■ Directions
Continue the email discussion about row pattern matching and window frames from the point where it stops.

■ Selected excerpt
▼
On 7/22/23 08:14, Tatsuo Ishii wrote:
On 7/22/23 03:11, Tatsuo Ishii wrote:
Maybe. Suppose a window function executes row pattern matching using
price > PREV(price). The window function already receives
WindowStatePerFuncData. If we can pass the WindowStatePerFuncData to
PREV, we could let PREV do the real work (getting previous tuple).
I have not tried this yet, though.

I don't understand this logic.  Window functions work over a window
frame.

Yes.

What we are talking about here is *defining* a window
frame.

Well, we are defining a "reduced" window frame within a (full) window
frame. A "reduced" window frame is calculated each time when a window
function is called.


Why? It should only be recalculated when the current row changes and we need a new frame. The reduced window frame *is* the window frame for all functions over that window.


How can a window function execute row pattern matching?

A window function is called for each row fed by an outer plan. It
fetches current, previous and next row to execute pattern matching. If
it matches, the window function moves to next row and repeat the
process, until pattern match fails.
▲
■ Entries supplied
▼
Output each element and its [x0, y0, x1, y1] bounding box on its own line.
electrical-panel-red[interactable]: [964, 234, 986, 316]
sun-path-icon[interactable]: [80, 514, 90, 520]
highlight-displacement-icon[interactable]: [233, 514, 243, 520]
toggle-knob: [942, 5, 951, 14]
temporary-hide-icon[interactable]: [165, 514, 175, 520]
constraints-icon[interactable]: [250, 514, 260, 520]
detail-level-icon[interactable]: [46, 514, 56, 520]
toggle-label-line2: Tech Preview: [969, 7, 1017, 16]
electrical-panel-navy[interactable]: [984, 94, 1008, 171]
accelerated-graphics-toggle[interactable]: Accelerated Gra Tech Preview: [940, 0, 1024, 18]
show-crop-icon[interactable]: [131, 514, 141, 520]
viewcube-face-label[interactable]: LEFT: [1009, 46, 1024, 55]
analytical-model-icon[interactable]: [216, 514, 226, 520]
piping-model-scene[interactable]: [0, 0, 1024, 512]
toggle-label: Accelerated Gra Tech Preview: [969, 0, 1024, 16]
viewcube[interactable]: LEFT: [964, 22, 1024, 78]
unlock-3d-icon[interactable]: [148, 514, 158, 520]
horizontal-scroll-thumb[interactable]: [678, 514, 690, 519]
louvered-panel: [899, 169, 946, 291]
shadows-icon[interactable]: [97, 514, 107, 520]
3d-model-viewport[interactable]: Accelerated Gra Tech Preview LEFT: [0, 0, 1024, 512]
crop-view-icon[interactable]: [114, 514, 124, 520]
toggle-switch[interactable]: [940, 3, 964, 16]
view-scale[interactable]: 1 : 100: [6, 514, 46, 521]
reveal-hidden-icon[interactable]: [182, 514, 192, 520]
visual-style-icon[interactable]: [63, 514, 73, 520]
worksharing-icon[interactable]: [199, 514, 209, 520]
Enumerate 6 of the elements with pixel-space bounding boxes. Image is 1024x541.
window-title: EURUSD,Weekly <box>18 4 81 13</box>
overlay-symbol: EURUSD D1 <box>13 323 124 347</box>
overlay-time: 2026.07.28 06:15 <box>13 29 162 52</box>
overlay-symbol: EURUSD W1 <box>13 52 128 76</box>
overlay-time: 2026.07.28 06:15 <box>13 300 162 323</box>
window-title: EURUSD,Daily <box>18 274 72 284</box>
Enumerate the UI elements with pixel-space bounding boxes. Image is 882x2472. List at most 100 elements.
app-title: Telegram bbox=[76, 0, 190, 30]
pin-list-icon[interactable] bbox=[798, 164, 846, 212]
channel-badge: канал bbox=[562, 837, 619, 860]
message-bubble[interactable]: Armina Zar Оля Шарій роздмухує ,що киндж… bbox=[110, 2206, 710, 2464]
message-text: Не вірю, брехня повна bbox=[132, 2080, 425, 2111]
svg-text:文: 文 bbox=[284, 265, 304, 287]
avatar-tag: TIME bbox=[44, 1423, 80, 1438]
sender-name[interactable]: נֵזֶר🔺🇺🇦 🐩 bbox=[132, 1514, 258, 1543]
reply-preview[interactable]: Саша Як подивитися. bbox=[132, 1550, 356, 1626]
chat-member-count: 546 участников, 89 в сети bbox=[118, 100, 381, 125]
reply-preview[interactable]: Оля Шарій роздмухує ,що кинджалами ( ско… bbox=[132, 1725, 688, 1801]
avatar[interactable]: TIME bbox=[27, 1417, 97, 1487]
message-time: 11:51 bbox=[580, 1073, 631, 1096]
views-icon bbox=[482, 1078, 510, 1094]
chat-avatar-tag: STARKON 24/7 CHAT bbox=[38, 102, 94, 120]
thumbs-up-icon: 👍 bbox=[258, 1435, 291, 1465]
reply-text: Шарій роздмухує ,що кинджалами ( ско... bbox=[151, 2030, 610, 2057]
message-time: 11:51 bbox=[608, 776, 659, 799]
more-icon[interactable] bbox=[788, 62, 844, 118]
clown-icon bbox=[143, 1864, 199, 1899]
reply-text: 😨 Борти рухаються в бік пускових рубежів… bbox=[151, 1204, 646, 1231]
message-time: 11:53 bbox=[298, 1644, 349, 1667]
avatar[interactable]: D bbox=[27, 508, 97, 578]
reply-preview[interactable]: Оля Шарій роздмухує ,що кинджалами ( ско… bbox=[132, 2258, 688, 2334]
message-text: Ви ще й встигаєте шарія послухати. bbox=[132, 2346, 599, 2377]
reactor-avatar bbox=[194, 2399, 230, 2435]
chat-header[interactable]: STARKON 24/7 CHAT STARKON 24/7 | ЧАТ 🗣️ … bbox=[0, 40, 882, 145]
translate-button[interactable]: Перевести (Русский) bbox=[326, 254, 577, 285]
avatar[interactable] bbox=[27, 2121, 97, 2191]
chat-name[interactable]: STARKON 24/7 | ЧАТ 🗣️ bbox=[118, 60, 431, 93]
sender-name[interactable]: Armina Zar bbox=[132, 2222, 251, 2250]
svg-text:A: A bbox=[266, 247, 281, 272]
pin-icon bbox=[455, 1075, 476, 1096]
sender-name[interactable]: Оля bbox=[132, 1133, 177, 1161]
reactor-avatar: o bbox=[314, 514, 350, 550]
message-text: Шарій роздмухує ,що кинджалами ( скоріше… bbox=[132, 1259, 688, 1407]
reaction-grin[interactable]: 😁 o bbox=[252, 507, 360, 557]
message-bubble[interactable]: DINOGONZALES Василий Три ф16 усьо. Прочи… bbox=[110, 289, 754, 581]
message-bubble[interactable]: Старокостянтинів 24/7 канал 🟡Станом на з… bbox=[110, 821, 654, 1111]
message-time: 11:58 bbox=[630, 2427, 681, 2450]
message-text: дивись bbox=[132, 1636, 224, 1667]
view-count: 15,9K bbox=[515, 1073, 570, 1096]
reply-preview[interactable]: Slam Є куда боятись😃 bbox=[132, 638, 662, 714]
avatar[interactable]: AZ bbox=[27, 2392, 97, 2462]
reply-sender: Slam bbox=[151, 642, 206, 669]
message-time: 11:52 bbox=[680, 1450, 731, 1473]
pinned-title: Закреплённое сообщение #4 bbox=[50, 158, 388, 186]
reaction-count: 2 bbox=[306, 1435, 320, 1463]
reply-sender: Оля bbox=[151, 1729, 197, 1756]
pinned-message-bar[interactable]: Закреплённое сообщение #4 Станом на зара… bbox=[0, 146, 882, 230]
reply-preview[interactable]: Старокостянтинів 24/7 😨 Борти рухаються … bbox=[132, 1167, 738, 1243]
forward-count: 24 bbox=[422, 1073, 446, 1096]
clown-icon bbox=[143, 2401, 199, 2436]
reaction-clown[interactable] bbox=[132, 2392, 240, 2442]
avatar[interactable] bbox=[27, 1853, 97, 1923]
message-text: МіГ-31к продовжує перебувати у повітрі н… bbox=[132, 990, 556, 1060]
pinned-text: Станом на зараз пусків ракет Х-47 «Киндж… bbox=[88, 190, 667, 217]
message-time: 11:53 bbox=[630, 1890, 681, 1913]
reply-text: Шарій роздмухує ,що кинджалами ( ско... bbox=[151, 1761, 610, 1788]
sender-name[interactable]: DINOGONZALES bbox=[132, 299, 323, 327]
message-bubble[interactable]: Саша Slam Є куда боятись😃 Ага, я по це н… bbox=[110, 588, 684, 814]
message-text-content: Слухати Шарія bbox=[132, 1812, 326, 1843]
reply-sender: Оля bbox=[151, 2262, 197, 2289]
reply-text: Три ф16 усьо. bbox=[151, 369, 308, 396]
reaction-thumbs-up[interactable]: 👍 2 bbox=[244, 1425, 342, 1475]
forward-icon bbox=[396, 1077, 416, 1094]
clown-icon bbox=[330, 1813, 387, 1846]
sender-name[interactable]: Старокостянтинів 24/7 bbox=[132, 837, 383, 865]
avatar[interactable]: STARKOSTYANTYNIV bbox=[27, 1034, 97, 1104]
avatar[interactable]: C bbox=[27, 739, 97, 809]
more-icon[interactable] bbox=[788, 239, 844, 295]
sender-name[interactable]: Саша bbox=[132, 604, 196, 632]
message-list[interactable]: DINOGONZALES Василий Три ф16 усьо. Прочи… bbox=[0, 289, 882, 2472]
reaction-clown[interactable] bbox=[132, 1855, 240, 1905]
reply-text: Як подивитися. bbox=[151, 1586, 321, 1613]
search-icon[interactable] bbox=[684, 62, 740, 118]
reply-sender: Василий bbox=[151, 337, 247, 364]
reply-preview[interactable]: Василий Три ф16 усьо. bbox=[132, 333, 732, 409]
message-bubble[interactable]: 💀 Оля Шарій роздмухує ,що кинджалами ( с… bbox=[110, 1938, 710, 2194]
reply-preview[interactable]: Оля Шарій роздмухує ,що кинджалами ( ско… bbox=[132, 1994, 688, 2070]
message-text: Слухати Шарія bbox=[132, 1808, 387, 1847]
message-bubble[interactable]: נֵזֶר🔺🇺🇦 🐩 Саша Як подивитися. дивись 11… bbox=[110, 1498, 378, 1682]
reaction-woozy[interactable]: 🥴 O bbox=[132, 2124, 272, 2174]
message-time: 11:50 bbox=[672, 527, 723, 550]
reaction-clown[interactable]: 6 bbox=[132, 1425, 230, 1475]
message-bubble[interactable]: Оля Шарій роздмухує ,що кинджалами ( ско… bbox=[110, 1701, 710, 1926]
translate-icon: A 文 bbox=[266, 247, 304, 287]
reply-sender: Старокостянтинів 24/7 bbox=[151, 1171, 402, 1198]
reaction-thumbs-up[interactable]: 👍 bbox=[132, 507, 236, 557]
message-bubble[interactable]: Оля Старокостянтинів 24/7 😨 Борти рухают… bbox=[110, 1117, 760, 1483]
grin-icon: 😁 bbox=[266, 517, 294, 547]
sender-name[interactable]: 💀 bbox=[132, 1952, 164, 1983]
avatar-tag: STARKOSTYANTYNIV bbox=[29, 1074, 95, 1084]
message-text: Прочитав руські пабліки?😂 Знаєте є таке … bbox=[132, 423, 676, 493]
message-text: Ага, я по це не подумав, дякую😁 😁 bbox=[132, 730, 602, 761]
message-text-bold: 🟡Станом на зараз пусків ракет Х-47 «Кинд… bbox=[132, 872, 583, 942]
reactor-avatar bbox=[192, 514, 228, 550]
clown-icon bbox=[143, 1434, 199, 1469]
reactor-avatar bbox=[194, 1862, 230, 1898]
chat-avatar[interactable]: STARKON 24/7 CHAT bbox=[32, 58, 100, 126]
▲
■ Result for this exercise
Below is an example window function to execute pattern matching (I
will include this in the v3 patch). row_is_in_reduced_frame() is a
function to execute pattern matching. It returns the number of rows in
the reduced frame if pattern match succeeds. If succeeds, the function
returns the last row in the reduced frame instead of the last row in
the full window frame.


I strongly disagree with this. Window function do not need to know how the frame is defined, and indeed they should not. WinGetFuncArgInFrame should answer yes or no and the window function just works on that. Otherwise we will get extension (and possibly even core) functions that don't handle the frame properly.